→ **Directive**
Pictures do not belong in the copy, so please give every entry below again exactly.

Begin Data to process

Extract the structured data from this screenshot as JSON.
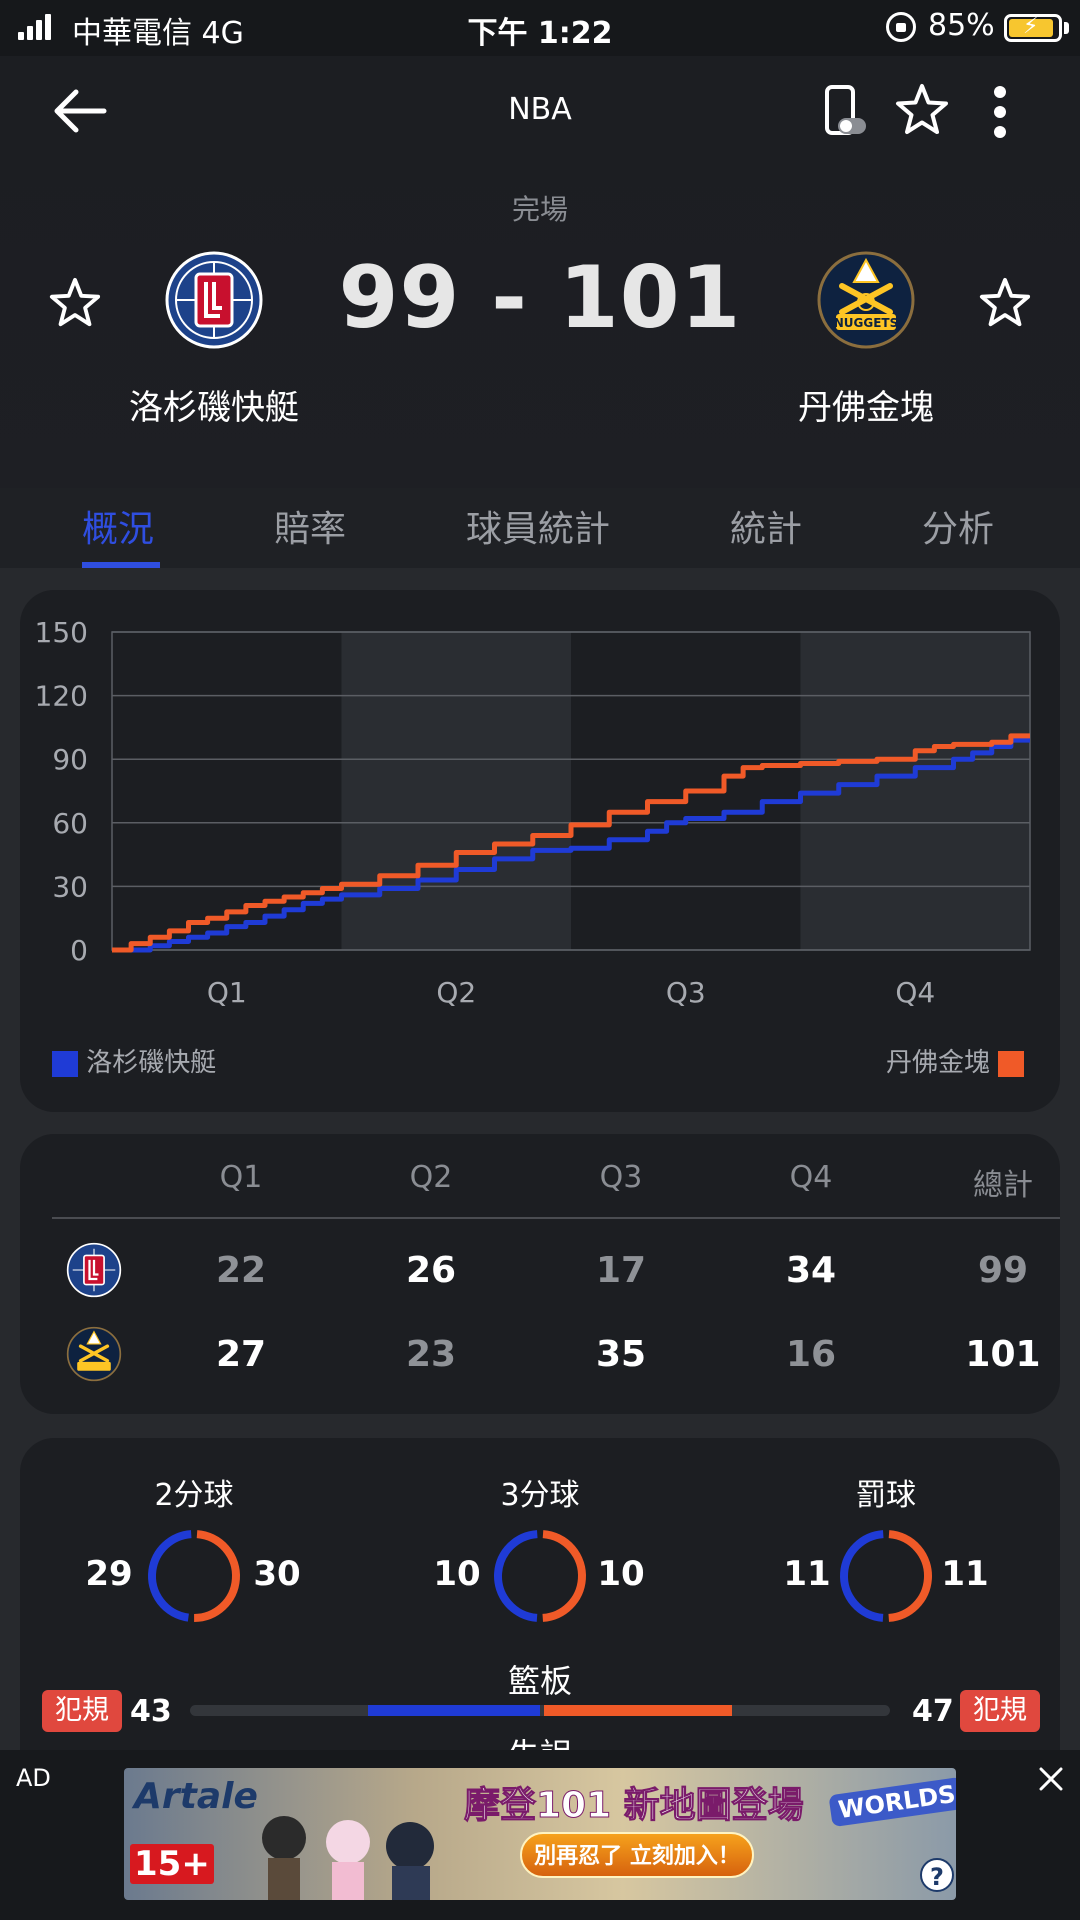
{
  "status_bar": {
    "carrier": "中華電信   4G",
    "time": "下午 1:22",
    "battery": "85%",
    "battery_level": 0.85
  },
  "header": {
    "title": "NBA",
    "game_status": "完場",
    "score": "99 - 101",
    "home": {
      "name": "洛杉磯快艇",
      "logo": "clippers-logo"
    },
    "away": {
      "name": "丹佛金塊",
      "logo": "nuggets-logo"
    }
  },
  "tabs": [
    {
      "label": "概況",
      "active": true
    },
    {
      "label": "賠率",
      "active": false
    },
    {
      "label": "球員統計",
      "active": false
    },
    {
      "label": "統計",
      "active": false
    },
    {
      "label": "分析",
      "active": false
    }
  ],
  "chart_data": {
    "type": "line",
    "x_categories": [
      "Q1",
      "Q2",
      "Q3",
      "Q4"
    ],
    "y_ticks": [
      0,
      30,
      60,
      90,
      120,
      150
    ],
    "ylim": [
      0,
      150
    ],
    "x_range": [
      0,
      48
    ],
    "xlabel": "",
    "ylabel": "",
    "grid": true,
    "legend_placement": "bottom",
    "series": [
      {
        "name": "洛杉磯快艇",
        "color": "#1f3bd6",
        "x": [
          0,
          2,
          3,
          4,
          5,
          6,
          7,
          8,
          9,
          10,
          11,
          12,
          14,
          16,
          18,
          20,
          22,
          24,
          26,
          28,
          29,
          30,
          32,
          34,
          36,
          38,
          40,
          42,
          44,
          45,
          46,
          47,
          48
        ],
        "y": [
          0,
          2,
          4,
          6,
          8,
          11,
          13,
          16,
          19,
          22,
          24,
          26,
          29,
          33,
          38,
          43,
          47,
          48,
          52,
          56,
          60,
          62,
          65,
          70,
          74,
          78,
          82,
          86,
          90,
          93,
          96,
          99,
          99
        ]
      },
      {
        "name": "丹佛金塊",
        "color": "#f05a28",
        "x": [
          0,
          1,
          2,
          3,
          4,
          5,
          6,
          7,
          8,
          9,
          10,
          11,
          12,
          14,
          16,
          18,
          20,
          22,
          24,
          26,
          28,
          30,
          32,
          33,
          34,
          36,
          38,
          40,
          42,
          43,
          44,
          45,
          46,
          47,
          48
        ],
        "y": [
          0,
          3,
          6,
          9,
          13,
          15,
          18,
          21,
          23,
          25,
          27,
          29,
          31,
          35,
          40,
          46,
          50,
          54,
          59,
          65,
          70,
          75,
          82,
          86,
          87,
          88,
          89,
          90,
          94,
          96,
          97,
          97,
          98,
          101,
          101
        ]
      }
    ]
  },
  "quarter_table": {
    "headers": [
      "Q1",
      "Q2",
      "Q3",
      "Q4",
      "總計"
    ],
    "rows": [
      {
        "team_logo": "clippers-logo",
        "scores": [
          "22",
          "26",
          "17",
          "34",
          "99"
        ]
      },
      {
        "team_logo": "nuggets-logo",
        "scores": [
          "27",
          "23",
          "35",
          "16",
          "101"
        ]
      }
    ]
  },
  "shooting": [
    {
      "label": "2分球",
      "home": "29",
      "away": "30",
      "home_share": 0.49
    },
    {
      "label": "3分球",
      "home": "10",
      "away": "10",
      "home_share": 0.5
    },
    {
      "label": "罰球",
      "home": "11",
      "away": "11",
      "home_share": 0.5
    }
  ],
  "rebounds": {
    "label": "籃板"
  },
  "fouls": {
    "label": "犯規",
    "home": "43",
    "away": "47",
    "home_share": 0.478
  },
  "next_label": "失誤",
  "ad": {
    "tag": "AD",
    "brand": "Artale",
    "headline": "摩登101 新地圖登場",
    "cta": "別再忍了 立刻加入！",
    "rating": "15+",
    "badge": "WORLDS"
  },
  "colors": {
    "home": "#1f3bd6",
    "away": "#f05a28",
    "accent": "#2f4ee0"
  }
}
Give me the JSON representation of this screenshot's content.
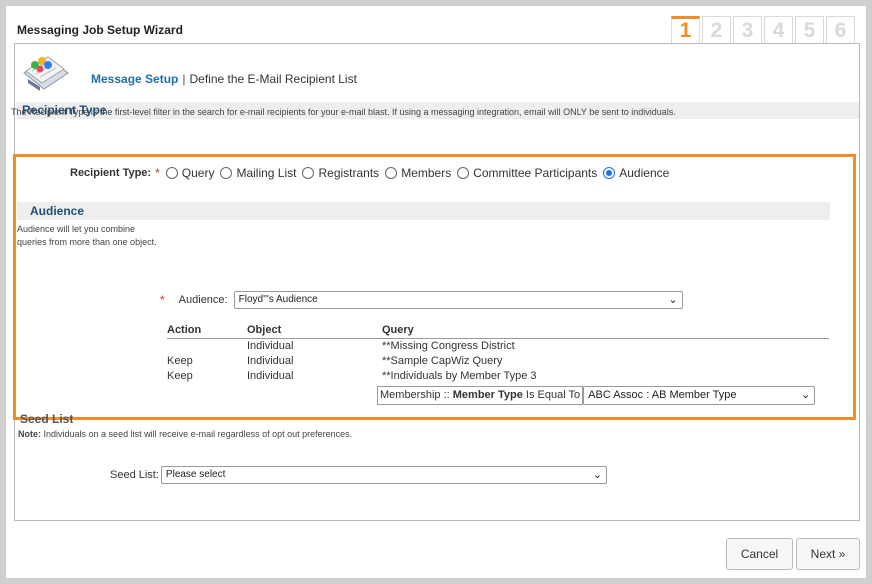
{
  "wizard": {
    "title": "Messaging Job Setup Wizard",
    "steps": [
      "1",
      "2",
      "3",
      "4",
      "5",
      "6"
    ]
  },
  "header": {
    "link": "Message Setup",
    "separator": "|",
    "subtitle": "Define the E-Mail Recipient List"
  },
  "recipient_type": {
    "section_title": "Recipient Type",
    "description": "The Recipient Type is the first-level filter in the search for e-mail recipients for your e-mail blast. If using a messaging integration, email will ONLY be sent to individuals.",
    "label": "Recipient Type:",
    "required_marker": "*",
    "options": [
      "Query",
      "Mailing List",
      "Registrants",
      "Members",
      "Committee Participants",
      "Audience"
    ],
    "selected": "Audience"
  },
  "audience": {
    "section_title": "Audience",
    "description": "Audience will let you combine queries from more than one object.",
    "label": "Audience:",
    "required_marker": "*",
    "selected_value": "Floyd'''s Audience"
  },
  "audience_table": {
    "headers": [
      "Action",
      "Object",
      "Query"
    ],
    "rows": [
      {
        "action": "",
        "object": "Individual",
        "query": "**Missing Congress District"
      },
      {
        "action": "Keep",
        "object": "Individual",
        "query": "**Sample CapWiz Query"
      },
      {
        "action": "Keep",
        "object": "Individual",
        "query": "**Individuals by Member Type 3"
      }
    ],
    "filter": {
      "prefix": "Membership ::",
      "field": "Member Type",
      "operator": "Is Equal To",
      "value": "ABC Assoc : AB Member Type"
    }
  },
  "seed_list": {
    "section_title": "Seed List",
    "note_label": "Note:",
    "note": "Individuals on a seed list will receive e-mail regardless of opt out preferences.",
    "label": "Seed List:",
    "selected_value": "Please select"
  },
  "buttons": {
    "cancel": "Cancel",
    "next": "Next »"
  },
  "colors": {
    "highlight": "#f28c28",
    "link": "#1f6fa8",
    "section_text": "#1f4e79",
    "radio_selected": "#1a73e8"
  }
}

End Data to process

→ **Answer to the problem**
Extract the structured data from this screenshot as JSON.
{
  "status_bar": {
    "carrier": "中華電信   4G",
    "time": "下午 1:22",
    "battery": "85%",
    "battery_level": 0.85
  },
  "header": {
    "title": "NBA",
    "game_status": "完場",
    "score": "99 - 101",
    "home": {
      "name": "洛杉磯快艇",
      "logo": "clippers-logo"
    },
    "away": {
      "name": "丹佛金塊",
      "logo": "nuggets-logo"
    }
  },
  "tabs": [
    {
      "label": "概況",
      "active": true
    },
    {
      "label": "賠率",
      "active": false
    },
    {
      "label": "球員統計",
      "active": false
    },
    {
      "label": "統計",
      "active": false
    },
    {
      "label": "分析",
      "active": false
    }
  ],
  "chart_data": {
    "type": "line",
    "x_categories": [
      "Q1",
      "Q2",
      "Q3",
      "Q4"
    ],
    "y_ticks": [
      0,
      30,
      60,
      90,
      120,
      150
    ],
    "ylim": [
      0,
      150
    ],
    "x_range": [
      0,
      48
    ],
    "xlabel": "",
    "ylabel": "",
    "grid": true,
    "legend_placement": "bottom",
    "series": [
      {
        "name": "洛杉磯快艇",
        "color": "#1f3bd6",
        "x": [
          0,
          2,
          3,
          4,
          5,
          6,
          7,
          8,
          9,
          10,
          11,
          12,
          14,
          16,
          18,
          20,
          22,
          24,
          26,
          28,
          29,
          30,
          32,
          34,
          36,
          38,
          40,
          42,
          44,
          45,
          46,
          47,
          48
        ],
        "y": [
          0,
          2,
          4,
          6,
          8,
          11,
          13,
          16,
          19,
          22,
          24,
          26,
          29,
          33,
          38,
          43,
          47,
          48,
          52,
          56,
          60,
          62,
          65,
          70,
          74,
          78,
          82,
          86,
          90,
          93,
          96,
          99,
          99
        ]
      },
      {
        "name": "丹佛金塊",
        "color": "#f05a28",
        "x": [
          0,
          1,
          2,
          3,
          4,
          5,
          6,
          7,
          8,
          9,
          10,
          11,
          12,
          14,
          16,
          18,
          20,
          22,
          24,
          26,
          28,
          30,
          32,
          33,
          34,
          36,
          38,
          40,
          42,
          43,
          44,
          45,
          46,
          47,
          48
        ],
        "y": [
          0,
          3,
          6,
          9,
          13,
          15,
          18,
          21,
          23,
          25,
          27,
          29,
          31,
          35,
          40,
          46,
          50,
          54,
          59,
          65,
          70,
          75,
          82,
          86,
          87,
          88,
          89,
          90,
          94,
          96,
          97,
          97,
          98,
          101,
          101
        ]
      }
    ]
  },
  "quarter_table": {
    "headers": [
      "Q1",
      "Q2",
      "Q3",
      "Q4",
      "總計"
    ],
    "rows": [
      {
        "team_logo": "clippers-logo",
        "scores": [
          "22",
          "26",
          "17",
          "34",
          "99"
        ]
      },
      {
        "team_logo": "nuggets-logo",
        "scores": [
          "27",
          "23",
          "35",
          "16",
          "101"
        ]
      }
    ]
  },
  "shooting": [
    {
      "label": "2分球",
      "home": "29",
      "away": "30",
      "home_share": 0.49
    },
    {
      "label": "3分球",
      "home": "10",
      "away": "10",
      "home_share": 0.5
    },
    {
      "label": "罰球",
      "home": "11",
      "away": "11",
      "home_share": 0.5
    }
  ],
  "rebounds": {
    "label": "籃板"
  },
  "fouls": {
    "label": "犯規",
    "home": "43",
    "away": "47",
    "home_share": 0.478
  },
  "next_label": "失誤",
  "ad": {
    "tag": "AD",
    "brand": "Artale",
    "headline": "摩登101 新地圖登場",
    "cta": "別再忍了 立刻加入！",
    "rating": "15+",
    "badge": "WORLDS"
  },
  "colors": {
    "home": "#1f3bd6",
    "away": "#f05a28",
    "accent": "#2f4ee0"
  }
}
Give me the JSON representation of this screenshot's content.
{
  "wizard": {
    "title": "Messaging Job Setup Wizard",
    "steps": [
      "1",
      "2",
      "3",
      "4",
      "5",
      "6"
    ]
  },
  "header": {
    "link": "Message Setup",
    "separator": "|",
    "subtitle": "Define the E-Mail Recipient List"
  },
  "recipient_type": {
    "section_title": "Recipient Type",
    "description": "The Recipient Type is the first-level filter in the search for e-mail recipients for your e-mail blast. If using a messaging integration, email will ONLY be sent to individuals.",
    "label": "Recipient Type:",
    "required_marker": "*",
    "options": [
      "Query",
      "Mailing List",
      "Registrants",
      "Members",
      "Committee Participants",
      "Audience"
    ],
    "selected": "Audience"
  },
  "audience": {
    "section_title": "Audience",
    "description": "Audience will let you combine queries from more than one object.",
    "label": "Audience:",
    "required_marker": "*",
    "selected_value": "Floyd'''s Audience"
  },
  "audience_table": {
    "headers": [
      "Action",
      "Object",
      "Query"
    ],
    "rows": [
      {
        "action": "",
        "object": "Individual",
        "query": "**Missing Congress District"
      },
      {
        "action": "Keep",
        "object": "Individual",
        "query": "**Sample CapWiz Query"
      },
      {
        "action": "Keep",
        "object": "Individual",
        "query": "**Individuals by Member Type 3"
      }
    ],
    "filter": {
      "prefix": "Membership ::",
      "field": "Member Type",
      "operator": "Is Equal To",
      "value": "ABC Assoc : AB Member Type"
    }
  },
  "seed_list": {
    "section_title": "Seed List",
    "note_label": "Note:",
    "note": "Individuals on a seed list will receive e-mail regardless of opt out preferences.",
    "label": "Seed List:",
    "selected_value": "Please select"
  },
  "buttons": {
    "cancel": "Cancel",
    "next": "Next »"
  },
  "colors": {
    "highlight": "#f28c28",
    "link": "#1f6fa8",
    "section_text": "#1f4e79",
    "radio_selected": "#1a73e8"
  }
}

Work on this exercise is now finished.